> [What needs to be done]:
Please duplicate the data lines below word for word, beginning at the line that has "- bar: [369, 258, 395, 389]" and stopping after the line that has "- x-tick-label: 15.0: [442, 395, 467, 408]".

> [Element placement data]:
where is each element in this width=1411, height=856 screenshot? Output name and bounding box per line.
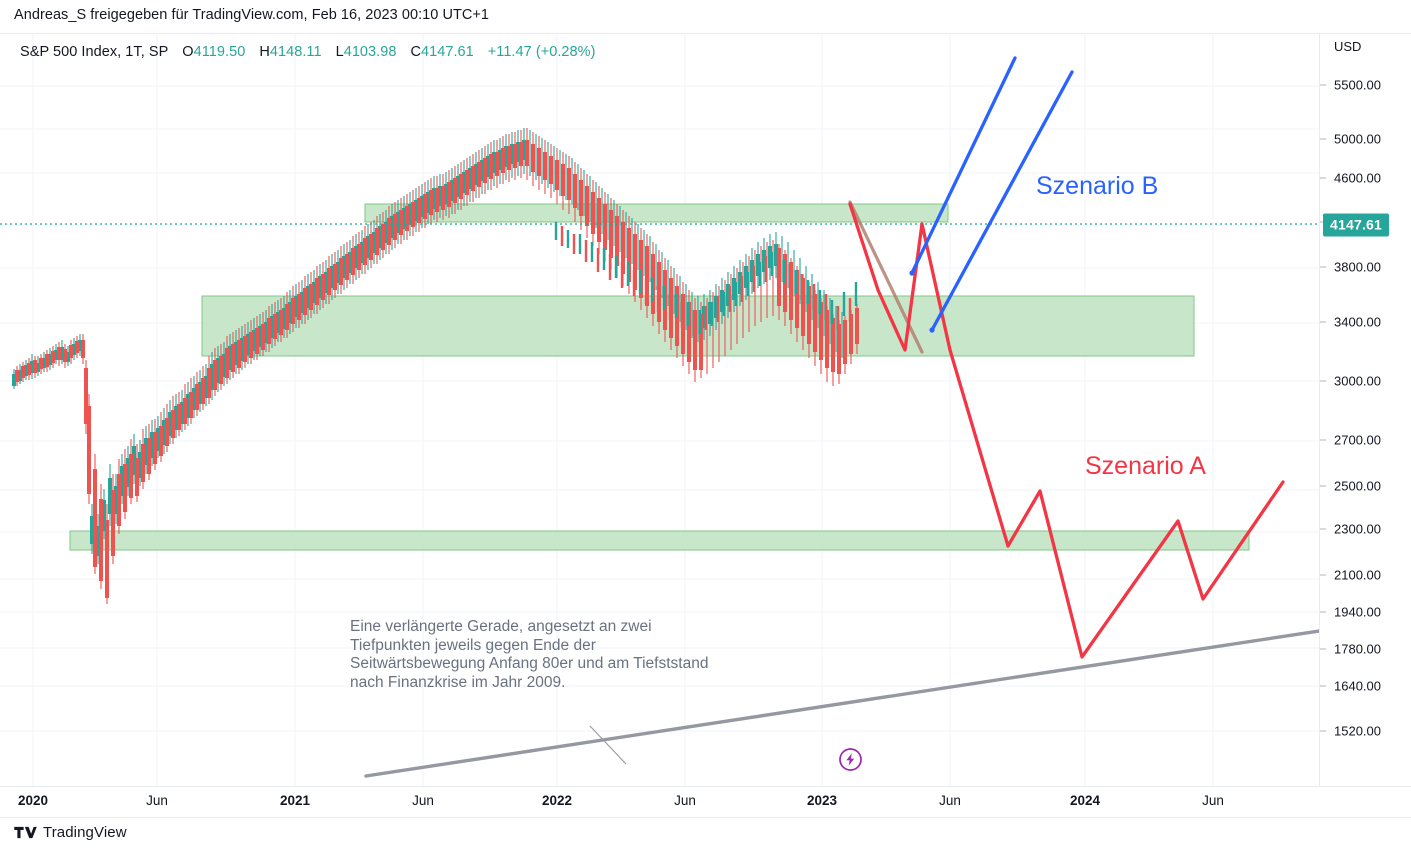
- zone-upper-resistance: [364, 203, 949, 223]
- legend-change: +11.47 (+0.28%): [487, 44, 596, 60]
- time-tick-2020: 2020: [17, 793, 49, 808]
- attribution-text: Andreas_S freigegeben für TradingView.co…: [14, 7, 490, 23]
- tradingview-logo-text: TradingView: [43, 824, 127, 841]
- longterm-trendline: [364, 629, 1319, 778]
- legend-open-value: 4119.50: [193, 44, 246, 60]
- legend-open-label: O: [182, 44, 194, 60]
- candles-bullish-dense: [554, 222, 858, 334]
- price-tick-dash: [1320, 266, 1326, 268]
- price-tick-dash: [1320, 177, 1326, 179]
- price-tick-dash: [1320, 485, 1326, 487]
- price-tick-dash: [1320, 574, 1326, 576]
- time-tick-jun-2022: Jun: [674, 793, 696, 808]
- tradingview-branding: TradingView: [14, 824, 127, 841]
- price-axis[interactable]: USD 5500.00 5000.00 4600.00 4200.00 3800…: [1319, 34, 1411, 786]
- trendline-note: Eine verlängerte Gerade, angesetzt an zw…: [350, 618, 709, 691]
- scenario-a-label: Szenario A: [1085, 452, 1206, 480]
- legend-low-value: 4103.98: [343, 44, 397, 60]
- price-axis-unit: USD: [1334, 39, 1362, 54]
- broken-trend-line: [848, 200, 924, 354]
- price-tick-3400: 3400.00: [1334, 314, 1381, 330]
- legend-low-label: L: [335, 44, 344, 60]
- price-tick-4600: 4600.00: [1334, 170, 1381, 186]
- price-tick-dash: [1320, 439, 1326, 441]
- time-tick-2021: 2021: [279, 793, 311, 808]
- legend-high-label: H: [259, 44, 270, 60]
- price-tick-5500: 5500.00: [1334, 77, 1381, 93]
- legend-close-value: 4147.61: [421, 44, 474, 60]
- note-leader-line: [589, 725, 627, 765]
- price-tick-2500: 2500.00: [1334, 478, 1381, 494]
- time-axis[interactable]: 2020 Jun 2021 Jun 2022 Jun 2023 Jun 2024…: [0, 786, 1411, 818]
- candles-bullish-bodies: [12, 140, 778, 556]
- zone-lower-support: [69, 530, 1250, 551]
- chart-plot-area[interactable]: Szenario B Szenario A Eine verlängerte G…: [0, 34, 1319, 786]
- scenario-b-paths: [909, 56, 1074, 333]
- price-tick-dash: [1320, 84, 1326, 86]
- scenario-a-path: [848, 202, 1285, 659]
- time-tick-2023: 2023: [806, 793, 838, 808]
- price-tick-5000: 5000.00: [1334, 131, 1381, 147]
- time-tick-2022: 2022: [541, 793, 573, 808]
- lightning-bolt-icon: [846, 753, 855, 766]
- time-tick-jun-2023: Jun: [939, 793, 961, 808]
- legend-high-value: 4148.11: [269, 44, 322, 60]
- price-tick-1940: 1940.00: [1334, 604, 1381, 620]
- price-tick-dash: [1320, 730, 1326, 732]
- price-tick-dash: [1320, 611, 1326, 613]
- legend-symbol[interactable]: S&P 500 Index, 1T, SP: [20, 44, 169, 60]
- attribution-bar: Andreas_S freigegeben für TradingView.co…: [0, 0, 1411, 34]
- scenario-b-label: Szenario B: [1036, 172, 1159, 200]
- candlestick-series: [12, 128, 859, 604]
- legend-close-label: C: [410, 44, 421, 60]
- price-tick-dash: [1320, 685, 1326, 687]
- price-tick-2100: 2100.00: [1334, 567, 1381, 583]
- price-tick-dash: [1320, 380, 1326, 382]
- time-tick-jun-2021: Jun: [412, 793, 434, 808]
- price-tick-dash: [1320, 648, 1326, 650]
- time-tick-jun-2020: Jun: [146, 793, 168, 808]
- price-tick-3800: 3800.00: [1334, 259, 1381, 275]
- candles-bearish-dense: [560, 226, 852, 336]
- price-tick-1640: 1640.00: [1334, 678, 1381, 694]
- price-tick-dash: [1320, 138, 1326, 140]
- price-tick-3000: 3000.00: [1334, 373, 1381, 389]
- price-tick-1780: 1780.00: [1334, 641, 1381, 657]
- price-tick-dash: [1320, 321, 1326, 323]
- price-tick-dash: [1320, 528, 1326, 530]
- price-tick-2700: 2700.00: [1334, 432, 1381, 448]
- current-price-badge[interactable]: 4147.61: [1323, 213, 1390, 237]
- tradingview-logo-icon: [14, 826, 37, 839]
- price-tick-1520: 1520.00: [1334, 723, 1381, 739]
- time-tick-2024: 2024: [1069, 793, 1101, 808]
- chart-legend: S&P 500 Index, 1T, SP O4119.50 H4148.11 L41…: [20, 44, 595, 60]
- event-marker[interactable]: [838, 747, 863, 772]
- time-tick-jun-2024: Jun: [1202, 793, 1224, 808]
- candles-bearish-bodies: [15, 140, 859, 598]
- price-tick-2300: 2300.00: [1334, 521, 1381, 537]
- vertical-gridlines: [32, 34, 1214, 786]
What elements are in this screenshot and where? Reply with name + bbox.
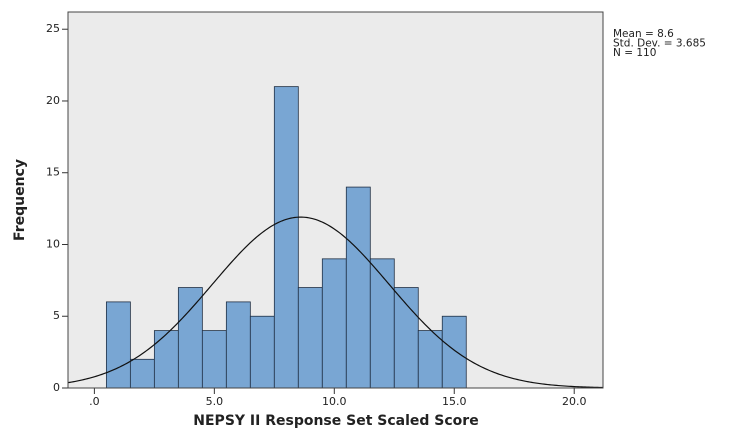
- bar: [369, 258, 395, 389]
- bar: [105, 301, 131, 389]
- plot-frame: [67, 11, 604, 389]
- x-tick-label: 5.0: [206, 395, 224, 408]
- bar: [129, 358, 155, 389]
- y-tick-label: 20: [46, 94, 60, 107]
- bar: [417, 330, 443, 389]
- bar: [225, 301, 251, 389]
- bar: [177, 287, 203, 389]
- y-tick-label: 15: [46, 166, 60, 179]
- x-tick-label: 15.0: [442, 395, 467, 408]
- y-tick-label: 25: [46, 22, 60, 35]
- bar: [345, 186, 371, 389]
- x-tick-label: 20.0: [562, 395, 587, 408]
- y-tick-label: 10: [46, 237, 60, 250]
- y-axis-title: Frequency: [12, 159, 28, 241]
- stat-label: Mean = 8.6: [613, 28, 674, 40]
- bar: [201, 330, 227, 389]
- bar: [249, 315, 275, 389]
- bar: [297, 287, 323, 389]
- x-tick-label: .0: [89, 395, 100, 408]
- x-tick-label: 10.0: [322, 395, 347, 408]
- x-axis-title: NEPSY II Response Set Scaled Score: [193, 413, 478, 429]
- y-tick-label: 5: [53, 309, 60, 322]
- bar: [321, 258, 347, 389]
- y-tick-label: 0: [53, 381, 60, 394]
- bar: [393, 287, 419, 389]
- normal-curve: [67, 216, 604, 389]
- bar: [273, 86, 299, 389]
- stat-label: N = 110: [613, 47, 656, 59]
- bar: [441, 315, 467, 389]
- bar: [153, 330, 179, 389]
- stat-label: Std. Dev. = 3.685: [613, 38, 706, 50]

> [Right answer]:
- bar: [369, 258, 395, 389]
- bar: [105, 301, 131, 389]
- plot-frame: [67, 11, 604, 389]
- x-tick-label: 5.0: [206, 395, 224, 408]
- bar: [129, 358, 155, 389]
- y-tick-label: 20: [46, 94, 60, 107]
- bar: [417, 330, 443, 389]
- bar: [225, 301, 251, 389]
- bar: [177, 287, 203, 389]
- y-tick-label: 15: [46, 166, 60, 179]
- x-tick-label: 15.0: [442, 395, 467, 408]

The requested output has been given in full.